## What to work on:
What follows is a block of records; reproduce all of it verbatim.

## Raw data:
· · ·

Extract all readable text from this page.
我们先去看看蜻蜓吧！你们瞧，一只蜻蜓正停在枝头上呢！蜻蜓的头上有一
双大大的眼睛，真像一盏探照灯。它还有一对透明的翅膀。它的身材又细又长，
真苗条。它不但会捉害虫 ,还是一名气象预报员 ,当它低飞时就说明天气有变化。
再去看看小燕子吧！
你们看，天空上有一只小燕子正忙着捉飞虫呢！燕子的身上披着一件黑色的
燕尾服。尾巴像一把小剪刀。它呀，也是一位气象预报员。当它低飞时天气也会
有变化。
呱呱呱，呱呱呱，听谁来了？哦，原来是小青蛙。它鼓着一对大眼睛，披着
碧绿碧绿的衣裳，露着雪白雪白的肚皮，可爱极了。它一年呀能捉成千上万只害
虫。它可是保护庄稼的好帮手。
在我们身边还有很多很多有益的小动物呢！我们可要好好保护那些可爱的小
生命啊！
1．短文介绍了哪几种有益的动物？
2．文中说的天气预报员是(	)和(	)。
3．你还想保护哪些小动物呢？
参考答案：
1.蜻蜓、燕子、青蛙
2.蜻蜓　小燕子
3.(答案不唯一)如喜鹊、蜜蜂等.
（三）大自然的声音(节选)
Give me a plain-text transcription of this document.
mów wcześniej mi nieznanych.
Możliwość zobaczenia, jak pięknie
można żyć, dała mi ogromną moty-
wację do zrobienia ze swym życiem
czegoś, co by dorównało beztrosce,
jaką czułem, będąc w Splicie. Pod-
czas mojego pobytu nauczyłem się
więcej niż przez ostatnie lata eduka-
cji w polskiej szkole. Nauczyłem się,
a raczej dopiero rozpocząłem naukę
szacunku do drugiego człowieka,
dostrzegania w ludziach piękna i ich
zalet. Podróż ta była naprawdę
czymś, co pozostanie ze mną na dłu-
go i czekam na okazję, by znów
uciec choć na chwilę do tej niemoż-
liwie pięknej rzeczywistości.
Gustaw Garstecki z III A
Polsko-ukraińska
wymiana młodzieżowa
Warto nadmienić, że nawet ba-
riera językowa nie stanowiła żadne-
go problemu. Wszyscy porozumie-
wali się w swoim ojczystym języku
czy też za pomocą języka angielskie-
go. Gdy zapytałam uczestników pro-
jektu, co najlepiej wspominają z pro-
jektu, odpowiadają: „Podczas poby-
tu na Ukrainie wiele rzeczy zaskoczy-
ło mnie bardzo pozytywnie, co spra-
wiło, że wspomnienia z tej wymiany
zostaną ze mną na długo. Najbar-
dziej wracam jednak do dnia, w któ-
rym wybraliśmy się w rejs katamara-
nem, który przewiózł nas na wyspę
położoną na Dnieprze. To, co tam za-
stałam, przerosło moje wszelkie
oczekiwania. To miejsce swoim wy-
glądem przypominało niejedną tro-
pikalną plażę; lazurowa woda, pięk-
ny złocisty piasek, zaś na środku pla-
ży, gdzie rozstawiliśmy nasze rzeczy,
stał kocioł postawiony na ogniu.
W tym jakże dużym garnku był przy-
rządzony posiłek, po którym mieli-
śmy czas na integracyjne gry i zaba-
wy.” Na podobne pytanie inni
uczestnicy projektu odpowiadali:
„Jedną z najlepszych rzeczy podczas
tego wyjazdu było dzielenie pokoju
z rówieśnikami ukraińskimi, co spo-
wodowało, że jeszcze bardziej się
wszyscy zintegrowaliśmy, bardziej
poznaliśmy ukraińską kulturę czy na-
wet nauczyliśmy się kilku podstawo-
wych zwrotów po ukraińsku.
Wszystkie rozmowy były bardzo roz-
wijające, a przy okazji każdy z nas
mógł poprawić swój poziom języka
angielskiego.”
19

· · ·

## Worked answer:
Extract all readable text from this page.
我们先去看看蜻蜓吧！你们瞧，一只蜻蜓正停在枝头上呢！蜻蜓的头上有一
双大大的眼睛，真像一盏探照灯。它还有一对透明的翅膀。它的身材又细又长，
真苗条。它不但会捉害虫 ,还是一名气象预报员 ,当它低飞时就说明天气有变化。
再去看看小燕子吧！
你们看，天空上有一只小燕子正忙着捉飞虫呢！燕子的身上披着一件黑色的
燕尾服。尾巴像一把小剪刀。它呀，也是一位气象预报员。当它低飞时天气也会
有变化。
呱呱呱，呱呱呱，听谁来了？哦，原来是小青蛙。它鼓着一对大眼睛，披着
碧绿碧绿的衣裳，露着雪白雪白的肚皮，可爱极了。它一年呀能捉成千上万只害
虫。它可是保护庄稼的好帮手。
在我们身边还有很多很多有益的小动物呢！我们可要好好保护那些可爱的小
生命啊！
1．短文介绍了哪几种有益的动物？
2．文中说的天气预报员是(	)和(	)。
3．你还想保护哪些小动物呢？
参考答案：
1.蜻蜓、燕子、青蛙
2.蜻蜓　小燕子
3.(答案不唯一)如喜鹊、蜜蜂等.
（三）大自然的声音(节选)
Give me a plain-text transcription of this document.
mów wcześniej mi nieznanych.
Możliwość zobaczenia, jak pięknie
można żyć, dała mi ogromną moty-
wację do zrobienia ze swym życiem
czegoś, co by dorównało beztrosce,
jaką czułem, będąc w Splicie. Pod-
czas mojego pobytu nauczyłem się
więcej niż przez ostatnie lata eduka-
cji w polskiej szkole. Nauczyłem się,
a raczej dopiero rozpocząłem naukę
szacunku do drugiego człowieka,
dostrzegania w ludziach piękna i ich
zalet. Podróż ta była naprawdę
czymś, co pozostanie ze mną na dłu-
go i czekam na okazję, by znów
uciec choć na chwilę do tej niemoż-
liwie pięknej rzeczywistości.
Gustaw Garstecki z III A
Polsko-ukraińska
wymiana młodzieżowa
Warto nadmienić, że nawet ba-
riera językowa nie stanowiła żadne-
go problemu. Wszyscy porozumie-
wali się w swoim ojczystym języku
czy też za pomocą języka angielskie-
go. Gdy zapytałam uczestników pro-
jektu, co najlepiej wspominają z pro-
jektu, odpowiadają: „Podczas poby-
tu na Ukrainie wiele rzeczy zaskoczy-
ło mnie bardzo pozytywnie, co spra-
wiło, że wspomnienia z tej wymiany
zostaną ze mną na długo. Najbar-
dziej wracam jednak do dnia, w któ-
rym wybraliśmy się w rejs katamara-
nem, który przewiózł nas na wyspę
położoną na Dnieprze. To, co tam za-
stałam, przerosło moje wszelkie
oczekiwania. To miejsce swoim wy-
glądem przypominało niejedną tro-
pikalną plażę; lazurowa woda, pięk-
ny złocisty piasek, zaś na środku pla-
ży, gdzie rozstawiliśmy nasze rzeczy,
stał kocioł postawiony na ogniu.
W tym jakże dużym garnku był przy-
rządzony posiłek, po którym mieli-
śmy czas na integracyjne gry i zaba-
wy.” Na podobne pytanie inni
uczestnicy projektu odpowiadali:
„Jedną z najlepszych rzeczy podczas
tego wyjazdu było dzielenie pokoju
z rówieśnikami ukraińskimi, co spo-
wodowało, że jeszcze bardziej się
wszyscy zintegrowaliśmy, bardziej
poznaliśmy ukraińską kulturę czy na-
wet nauczyliśmy się kilku podstawo-
wych zwrotów po ukraińsku.
Wszystkie rozmowy były bardzo roz-
wijające, a przy okazji każdy z nas
mógł poprawić swój poziom języka
angielskiego.”
19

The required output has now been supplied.